[Start Entries supplied]
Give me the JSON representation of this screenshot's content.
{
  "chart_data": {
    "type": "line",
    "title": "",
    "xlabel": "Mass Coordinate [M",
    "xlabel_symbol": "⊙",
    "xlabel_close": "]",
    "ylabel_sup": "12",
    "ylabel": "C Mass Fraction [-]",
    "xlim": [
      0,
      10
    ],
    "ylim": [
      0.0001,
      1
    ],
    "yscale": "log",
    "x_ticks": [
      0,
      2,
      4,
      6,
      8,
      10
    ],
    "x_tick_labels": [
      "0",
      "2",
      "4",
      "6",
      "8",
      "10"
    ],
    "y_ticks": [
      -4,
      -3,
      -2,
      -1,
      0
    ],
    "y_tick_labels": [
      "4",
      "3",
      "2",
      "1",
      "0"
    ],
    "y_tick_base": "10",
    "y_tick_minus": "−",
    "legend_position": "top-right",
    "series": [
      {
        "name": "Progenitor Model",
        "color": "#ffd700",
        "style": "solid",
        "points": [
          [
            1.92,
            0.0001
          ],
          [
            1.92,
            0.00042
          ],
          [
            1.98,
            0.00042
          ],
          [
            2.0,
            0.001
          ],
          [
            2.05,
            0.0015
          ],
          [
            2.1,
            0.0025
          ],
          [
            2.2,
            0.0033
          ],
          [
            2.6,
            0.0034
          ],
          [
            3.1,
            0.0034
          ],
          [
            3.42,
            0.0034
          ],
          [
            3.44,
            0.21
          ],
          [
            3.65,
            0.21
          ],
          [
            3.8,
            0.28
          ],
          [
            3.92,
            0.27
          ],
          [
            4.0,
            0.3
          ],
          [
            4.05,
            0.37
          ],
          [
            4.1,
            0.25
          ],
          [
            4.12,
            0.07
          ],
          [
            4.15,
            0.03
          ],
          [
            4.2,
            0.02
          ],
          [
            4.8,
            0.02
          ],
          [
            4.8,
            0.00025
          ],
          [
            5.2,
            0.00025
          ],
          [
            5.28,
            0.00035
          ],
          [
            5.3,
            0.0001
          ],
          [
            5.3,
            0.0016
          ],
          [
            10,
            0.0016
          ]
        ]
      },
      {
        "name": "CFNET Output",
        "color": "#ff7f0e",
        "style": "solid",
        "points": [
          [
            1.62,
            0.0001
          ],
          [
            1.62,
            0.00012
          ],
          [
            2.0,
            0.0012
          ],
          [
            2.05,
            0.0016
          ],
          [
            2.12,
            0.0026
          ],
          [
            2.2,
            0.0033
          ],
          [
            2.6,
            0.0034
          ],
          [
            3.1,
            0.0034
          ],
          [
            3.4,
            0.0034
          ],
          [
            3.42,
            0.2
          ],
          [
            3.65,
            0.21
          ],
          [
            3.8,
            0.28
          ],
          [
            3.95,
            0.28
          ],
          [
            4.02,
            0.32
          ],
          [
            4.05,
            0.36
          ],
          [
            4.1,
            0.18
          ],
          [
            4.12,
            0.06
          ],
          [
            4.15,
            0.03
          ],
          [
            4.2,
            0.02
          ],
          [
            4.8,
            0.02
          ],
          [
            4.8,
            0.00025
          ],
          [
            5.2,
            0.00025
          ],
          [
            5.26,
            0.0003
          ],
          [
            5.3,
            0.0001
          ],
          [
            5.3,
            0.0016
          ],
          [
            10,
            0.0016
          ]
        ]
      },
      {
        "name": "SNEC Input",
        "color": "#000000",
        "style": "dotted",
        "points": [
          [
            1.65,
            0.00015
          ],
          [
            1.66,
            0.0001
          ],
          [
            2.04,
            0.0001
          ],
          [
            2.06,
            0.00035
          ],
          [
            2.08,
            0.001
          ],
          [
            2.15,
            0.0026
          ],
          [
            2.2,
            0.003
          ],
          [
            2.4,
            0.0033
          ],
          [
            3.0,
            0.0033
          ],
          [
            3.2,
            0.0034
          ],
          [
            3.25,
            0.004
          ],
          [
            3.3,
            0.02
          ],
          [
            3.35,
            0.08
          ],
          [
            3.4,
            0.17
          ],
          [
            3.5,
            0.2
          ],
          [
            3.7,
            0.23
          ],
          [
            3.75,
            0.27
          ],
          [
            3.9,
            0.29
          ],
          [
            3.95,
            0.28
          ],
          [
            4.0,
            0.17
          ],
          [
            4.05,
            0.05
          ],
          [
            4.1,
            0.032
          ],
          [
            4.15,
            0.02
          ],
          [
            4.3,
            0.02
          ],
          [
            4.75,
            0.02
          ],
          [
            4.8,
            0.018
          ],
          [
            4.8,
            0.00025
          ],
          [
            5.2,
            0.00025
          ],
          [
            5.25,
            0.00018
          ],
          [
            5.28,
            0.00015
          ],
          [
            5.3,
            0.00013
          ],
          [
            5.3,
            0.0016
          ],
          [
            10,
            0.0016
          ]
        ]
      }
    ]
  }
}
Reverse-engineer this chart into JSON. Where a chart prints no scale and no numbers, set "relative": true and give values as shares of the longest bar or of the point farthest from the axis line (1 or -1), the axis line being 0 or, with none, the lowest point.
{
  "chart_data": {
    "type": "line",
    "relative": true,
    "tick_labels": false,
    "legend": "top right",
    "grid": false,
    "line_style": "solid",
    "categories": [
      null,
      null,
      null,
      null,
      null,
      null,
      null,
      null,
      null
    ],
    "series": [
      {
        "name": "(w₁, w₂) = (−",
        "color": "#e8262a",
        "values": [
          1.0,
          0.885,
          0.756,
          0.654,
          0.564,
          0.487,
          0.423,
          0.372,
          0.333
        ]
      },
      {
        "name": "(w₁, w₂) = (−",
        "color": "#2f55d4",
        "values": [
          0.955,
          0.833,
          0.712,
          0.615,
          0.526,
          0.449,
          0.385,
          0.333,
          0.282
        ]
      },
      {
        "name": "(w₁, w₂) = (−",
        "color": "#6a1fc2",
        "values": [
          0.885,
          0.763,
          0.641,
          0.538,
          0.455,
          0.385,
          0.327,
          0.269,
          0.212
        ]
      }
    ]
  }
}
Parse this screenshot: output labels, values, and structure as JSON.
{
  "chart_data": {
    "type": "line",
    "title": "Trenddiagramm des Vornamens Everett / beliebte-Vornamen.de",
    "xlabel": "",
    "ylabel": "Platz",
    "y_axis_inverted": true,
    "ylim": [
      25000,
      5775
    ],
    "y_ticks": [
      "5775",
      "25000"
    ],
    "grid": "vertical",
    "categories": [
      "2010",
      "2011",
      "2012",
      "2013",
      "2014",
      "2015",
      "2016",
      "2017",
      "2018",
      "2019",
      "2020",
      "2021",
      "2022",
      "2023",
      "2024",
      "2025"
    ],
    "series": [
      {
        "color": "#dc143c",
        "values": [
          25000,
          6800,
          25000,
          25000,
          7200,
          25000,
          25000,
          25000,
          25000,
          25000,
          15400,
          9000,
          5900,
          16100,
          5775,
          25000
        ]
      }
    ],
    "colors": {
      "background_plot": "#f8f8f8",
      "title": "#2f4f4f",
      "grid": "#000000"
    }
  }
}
[End Entries supplied]
**Problem to solve**
Copy each line that contains the word "right".

**Solution for this task**
    "legend_position": "top-right",
    "legend": "top right",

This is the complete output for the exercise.